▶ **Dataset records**

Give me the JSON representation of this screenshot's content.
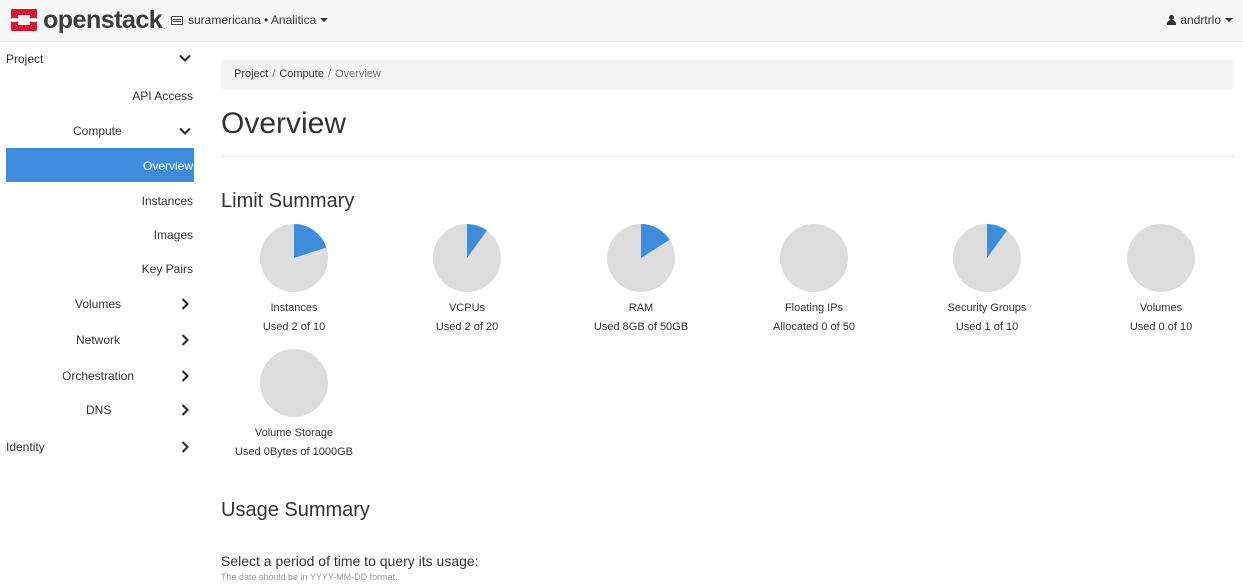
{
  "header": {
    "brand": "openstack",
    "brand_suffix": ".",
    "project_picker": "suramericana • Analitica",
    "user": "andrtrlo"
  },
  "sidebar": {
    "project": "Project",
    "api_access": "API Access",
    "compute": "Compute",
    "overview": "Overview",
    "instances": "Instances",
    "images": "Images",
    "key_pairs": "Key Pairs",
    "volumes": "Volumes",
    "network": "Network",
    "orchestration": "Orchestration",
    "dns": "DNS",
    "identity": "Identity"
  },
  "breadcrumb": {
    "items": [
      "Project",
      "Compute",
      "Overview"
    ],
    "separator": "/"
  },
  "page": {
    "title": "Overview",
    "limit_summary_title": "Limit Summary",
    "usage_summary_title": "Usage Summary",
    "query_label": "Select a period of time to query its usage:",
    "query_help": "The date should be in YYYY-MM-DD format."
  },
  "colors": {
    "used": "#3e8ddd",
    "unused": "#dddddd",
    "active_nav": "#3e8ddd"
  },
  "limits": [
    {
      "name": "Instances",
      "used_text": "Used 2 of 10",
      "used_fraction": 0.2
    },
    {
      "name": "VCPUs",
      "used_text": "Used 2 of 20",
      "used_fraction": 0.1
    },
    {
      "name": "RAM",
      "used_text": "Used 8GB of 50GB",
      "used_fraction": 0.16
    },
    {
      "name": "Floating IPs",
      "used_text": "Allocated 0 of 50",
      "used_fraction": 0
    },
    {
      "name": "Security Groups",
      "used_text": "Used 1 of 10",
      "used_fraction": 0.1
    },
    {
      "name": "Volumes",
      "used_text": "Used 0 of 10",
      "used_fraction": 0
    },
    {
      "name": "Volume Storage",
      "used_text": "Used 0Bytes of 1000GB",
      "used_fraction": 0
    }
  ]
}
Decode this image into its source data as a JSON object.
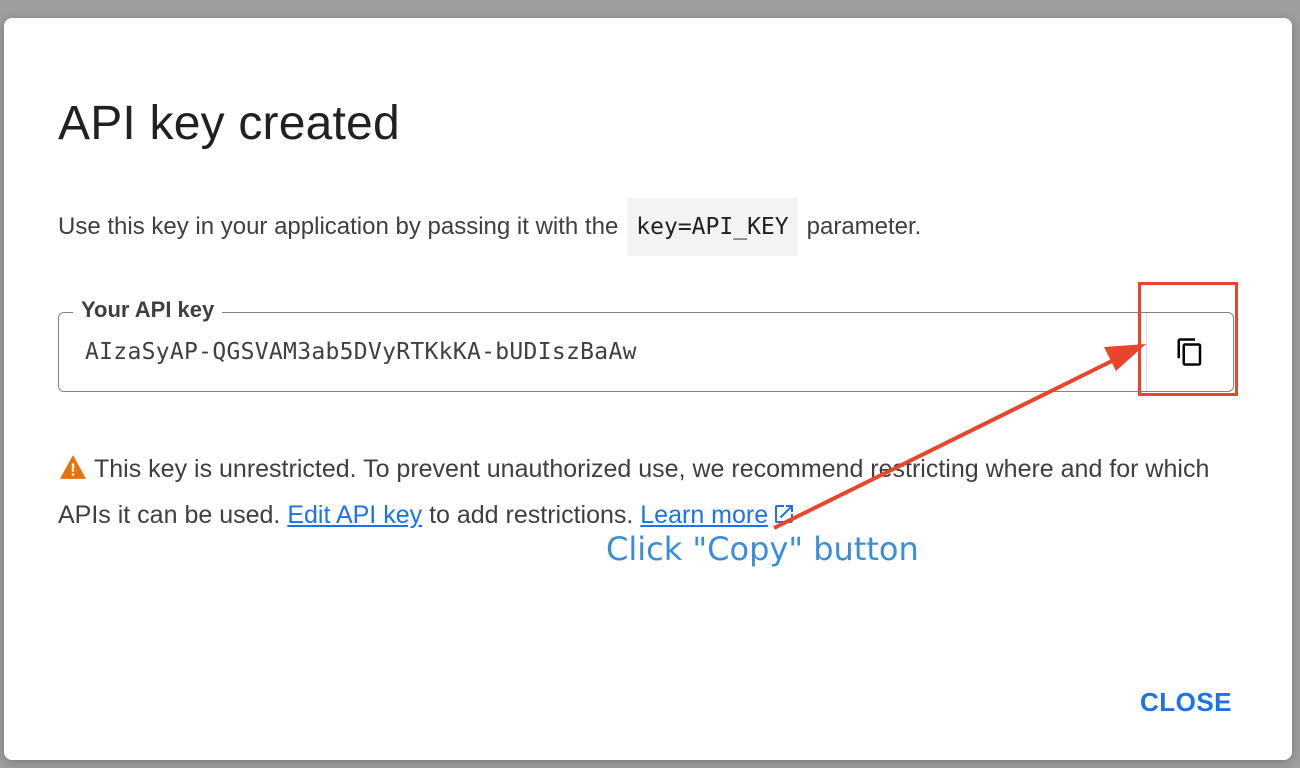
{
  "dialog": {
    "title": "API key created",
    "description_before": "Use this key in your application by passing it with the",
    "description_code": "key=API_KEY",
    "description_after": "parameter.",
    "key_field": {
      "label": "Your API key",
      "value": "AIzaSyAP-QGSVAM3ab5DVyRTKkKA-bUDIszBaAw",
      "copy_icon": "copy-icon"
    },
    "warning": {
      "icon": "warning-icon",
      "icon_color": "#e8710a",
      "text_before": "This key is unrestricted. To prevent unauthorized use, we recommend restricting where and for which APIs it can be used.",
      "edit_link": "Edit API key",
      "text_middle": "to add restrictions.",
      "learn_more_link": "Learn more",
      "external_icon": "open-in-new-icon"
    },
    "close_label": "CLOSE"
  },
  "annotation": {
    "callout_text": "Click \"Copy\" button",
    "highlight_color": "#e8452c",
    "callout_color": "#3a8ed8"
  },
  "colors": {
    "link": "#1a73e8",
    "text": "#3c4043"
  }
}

--

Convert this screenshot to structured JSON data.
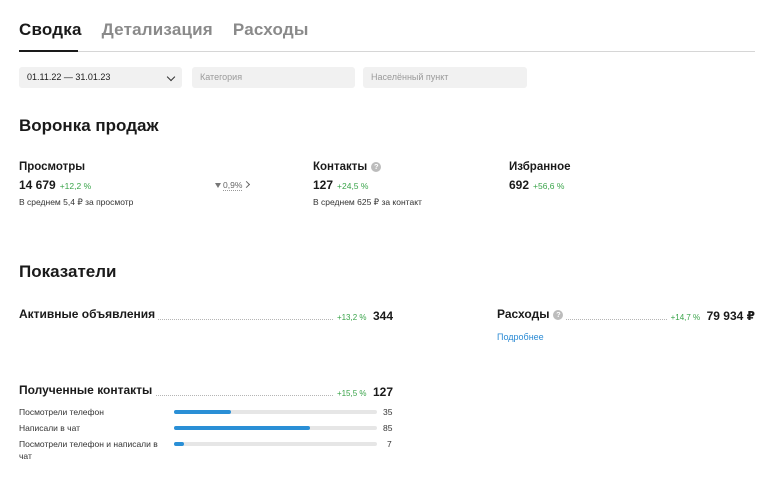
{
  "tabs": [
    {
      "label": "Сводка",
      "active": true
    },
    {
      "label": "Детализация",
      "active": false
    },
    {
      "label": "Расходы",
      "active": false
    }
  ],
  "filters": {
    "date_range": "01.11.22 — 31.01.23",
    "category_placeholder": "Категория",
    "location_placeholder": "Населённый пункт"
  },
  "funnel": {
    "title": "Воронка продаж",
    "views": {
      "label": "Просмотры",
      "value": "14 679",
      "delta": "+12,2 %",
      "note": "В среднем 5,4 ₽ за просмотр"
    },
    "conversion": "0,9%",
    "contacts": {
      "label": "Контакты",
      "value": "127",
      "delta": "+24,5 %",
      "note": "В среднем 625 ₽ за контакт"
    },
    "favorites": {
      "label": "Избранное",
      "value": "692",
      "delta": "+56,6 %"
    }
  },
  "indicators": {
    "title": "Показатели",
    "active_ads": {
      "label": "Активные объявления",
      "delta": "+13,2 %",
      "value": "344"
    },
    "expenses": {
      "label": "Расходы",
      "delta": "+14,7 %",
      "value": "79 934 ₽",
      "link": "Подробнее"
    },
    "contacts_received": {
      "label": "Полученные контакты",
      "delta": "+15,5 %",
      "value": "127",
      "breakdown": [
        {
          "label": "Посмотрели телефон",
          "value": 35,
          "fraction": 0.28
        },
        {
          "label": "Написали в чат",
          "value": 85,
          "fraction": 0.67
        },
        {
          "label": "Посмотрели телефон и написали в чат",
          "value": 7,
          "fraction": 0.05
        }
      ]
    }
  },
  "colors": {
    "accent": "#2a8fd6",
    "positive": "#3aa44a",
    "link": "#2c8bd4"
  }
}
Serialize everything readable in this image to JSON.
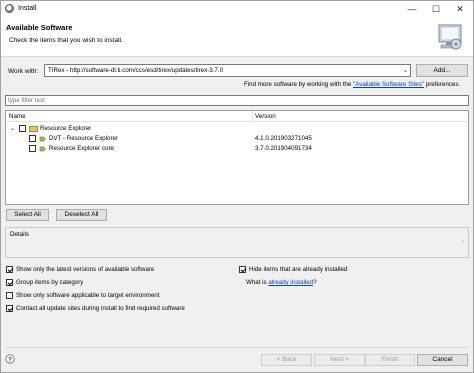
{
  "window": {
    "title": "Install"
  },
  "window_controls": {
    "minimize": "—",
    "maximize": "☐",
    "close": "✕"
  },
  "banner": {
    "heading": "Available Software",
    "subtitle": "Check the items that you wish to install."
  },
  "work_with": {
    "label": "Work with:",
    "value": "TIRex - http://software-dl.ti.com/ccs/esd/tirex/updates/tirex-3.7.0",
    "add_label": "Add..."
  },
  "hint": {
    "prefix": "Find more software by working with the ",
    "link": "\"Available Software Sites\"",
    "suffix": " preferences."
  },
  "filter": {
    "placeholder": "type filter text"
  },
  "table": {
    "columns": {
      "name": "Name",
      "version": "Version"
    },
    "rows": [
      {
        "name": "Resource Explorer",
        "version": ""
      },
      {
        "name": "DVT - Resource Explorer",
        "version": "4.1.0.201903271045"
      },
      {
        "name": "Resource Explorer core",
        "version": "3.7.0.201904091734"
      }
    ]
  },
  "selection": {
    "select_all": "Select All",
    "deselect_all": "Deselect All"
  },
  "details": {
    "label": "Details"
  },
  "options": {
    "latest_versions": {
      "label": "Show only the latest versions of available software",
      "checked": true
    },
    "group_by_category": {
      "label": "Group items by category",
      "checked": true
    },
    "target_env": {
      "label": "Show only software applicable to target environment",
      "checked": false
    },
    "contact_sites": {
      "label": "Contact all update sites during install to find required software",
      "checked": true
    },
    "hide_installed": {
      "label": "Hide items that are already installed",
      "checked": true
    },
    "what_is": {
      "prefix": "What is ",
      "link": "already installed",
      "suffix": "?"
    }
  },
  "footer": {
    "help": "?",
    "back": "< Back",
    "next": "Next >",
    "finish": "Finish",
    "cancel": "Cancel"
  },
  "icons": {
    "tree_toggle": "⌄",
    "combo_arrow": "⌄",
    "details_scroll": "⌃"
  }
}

▶ **EXERCISE**
Copy all lines from the entries that contain the word "среднем".

▶ **OUTPUT OF THE TASK**
      "note": "В среднем 5,4 ₽ за просмотр"
      "note": "В среднем 625 ₽ за контакт"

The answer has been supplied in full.